— START Supplied entries —
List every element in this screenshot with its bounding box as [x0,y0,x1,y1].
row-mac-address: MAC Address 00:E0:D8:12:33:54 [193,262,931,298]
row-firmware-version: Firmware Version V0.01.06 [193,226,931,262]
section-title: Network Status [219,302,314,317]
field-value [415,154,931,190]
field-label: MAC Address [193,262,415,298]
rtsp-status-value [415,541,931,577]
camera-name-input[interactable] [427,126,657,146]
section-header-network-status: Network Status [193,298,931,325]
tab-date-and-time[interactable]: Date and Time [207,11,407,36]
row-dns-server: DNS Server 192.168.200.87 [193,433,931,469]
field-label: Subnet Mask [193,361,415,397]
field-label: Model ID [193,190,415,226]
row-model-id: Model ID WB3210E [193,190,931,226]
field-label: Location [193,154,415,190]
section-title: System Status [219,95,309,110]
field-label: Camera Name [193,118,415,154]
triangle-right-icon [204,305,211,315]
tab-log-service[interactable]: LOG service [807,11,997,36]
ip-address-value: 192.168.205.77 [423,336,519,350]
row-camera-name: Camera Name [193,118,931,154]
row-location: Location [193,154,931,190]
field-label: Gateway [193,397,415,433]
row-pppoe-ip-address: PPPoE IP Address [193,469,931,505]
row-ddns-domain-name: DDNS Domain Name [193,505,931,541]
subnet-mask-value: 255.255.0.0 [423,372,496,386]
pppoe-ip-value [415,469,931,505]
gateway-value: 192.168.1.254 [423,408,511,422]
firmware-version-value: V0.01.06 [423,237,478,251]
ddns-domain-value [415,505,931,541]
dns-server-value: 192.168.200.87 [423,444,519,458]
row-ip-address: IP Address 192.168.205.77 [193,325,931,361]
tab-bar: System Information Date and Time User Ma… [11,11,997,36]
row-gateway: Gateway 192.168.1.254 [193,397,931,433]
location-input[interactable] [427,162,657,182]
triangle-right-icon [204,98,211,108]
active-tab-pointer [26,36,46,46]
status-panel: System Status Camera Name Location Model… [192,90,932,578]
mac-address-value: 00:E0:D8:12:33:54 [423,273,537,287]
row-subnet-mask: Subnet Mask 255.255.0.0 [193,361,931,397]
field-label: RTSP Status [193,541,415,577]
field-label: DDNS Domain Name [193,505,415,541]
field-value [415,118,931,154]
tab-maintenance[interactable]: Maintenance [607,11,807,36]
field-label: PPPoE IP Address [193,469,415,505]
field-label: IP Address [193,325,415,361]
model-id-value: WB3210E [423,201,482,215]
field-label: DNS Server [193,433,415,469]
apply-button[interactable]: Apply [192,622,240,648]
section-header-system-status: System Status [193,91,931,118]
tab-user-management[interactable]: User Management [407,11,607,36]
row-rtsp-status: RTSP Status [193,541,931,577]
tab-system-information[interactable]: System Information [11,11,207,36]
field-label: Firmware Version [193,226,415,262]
— END Supplied entries —
= Task requirements =
Put the rows above into a numbered list, leaving out any blank lines.

= Completed task =
1. List every element in this screenshot with its bounding box as [x0,y0,x1,y1].
2. row-mac-address: MAC Address 00:E0:D8:12:33:54 [193,262,931,298]
3. row-firmware-version: Firmware Version V0.01.06 [193,226,931,262]
4. section-title: Network Status [219,302,314,317]
5. field-value [415,154,931,190]
6. field-label: MAC Address [193,262,415,298]
7. rtsp-status-value [415,541,931,577]
8. camera-name-input[interactable] [427,126,657,146]
9. section-header-network-status: Network Status [193,298,931,325]
10. tab-date-and-time[interactable]: Date and Time [207,11,407,36]
11. row-dns-server: DNS Server 192.168.200.87 [193,433,931,469]
12. field-label: Subnet Mask [193,361,415,397]
13. field-label: Model ID [193,190,415,226]
14. row-model-id: Model ID WB3210E [193,190,931,226]
15. field-label: Location [193,154,415,190]
16. section-title: System Status [219,95,309,110]
17. field-label: Camera Name [193,118,415,154]
18. triangle-right-icon [204,305,211,315]
19. tab-log-service[interactable]: LOG service [807,11,997,36]
20. ip-address-value: 192.168.205.77 [423,336,519,350]
21. row-camera-name: Camera Name [193,118,931,154]
22. row-location: Location [193,154,931,190]
23. field-label: Gateway [193,397,415,433]
24. row-pppoe-ip-address: PPPoE IP Address [193,469,931,505]
25. row-ddns-domain-name: DDNS Domain Name [193,505,931,541]
26. subnet-mask-value: 255.255.0.0 [423,372,496,386]
27. pppoe-ip-value [415,469,931,505]
28. gateway-value: 192.168.1.254 [423,408,511,422]
29. firmware-version-value: V0.01.06 [423,237,478,251]
30. ddns-domain-value [415,505,931,541]
31. dns-server-value: 192.168.200.87 [423,444,519,458]
32. row-ip-address: IP Address 192.168.205.77 [193,325,931,361]
33. tab-bar: System Information Date and Time User Ma… [11,11,997,36]
34. row-gateway: Gateway 192.168.1.254 [193,397,931,433]
35. location-input[interactable] [427,162,657,182]
36. triangle-right-icon [204,98,211,108]
37. active-tab-pointer [26,36,46,46]
38. status-panel: System Status Camera Name Location Model… [192,90,932,578]
39. mac-address-value: 00:E0:D8:12:33:54 [423,273,537,287]
40. row-subnet-mask: Subnet Mask 255.255.0.0 [193,361,931,397]
41. field-label: RTSP Status [193,541,415,577]
42. field-label: DDNS Domain Name [193,505,415,541]
43. field-value [415,118,931,154]
44. tab-maintenance[interactable]: Maintenance [607,11,807,36]
45. field-label: PPPoE IP Address [193,469,415,505]
46. field-label: IP Address [193,325,415,361]
47. model-id-value: WB3210E [423,201,482,215]
48. field-label: DNS Server [193,433,415,469]
49. apply-button[interactable]: Apply [192,622,240,648]
50. section-header-system-status: System Status [193,91,931,118]
51. tab-user-management[interactable]: User Management [407,11,607,36]
52. row-rtsp-status: RTSP Status [193,541,931,577]
53. tab-system-information[interactable]: System Information [11,11,207,36]
54. field-label: Firmware Version [193,226,415,262]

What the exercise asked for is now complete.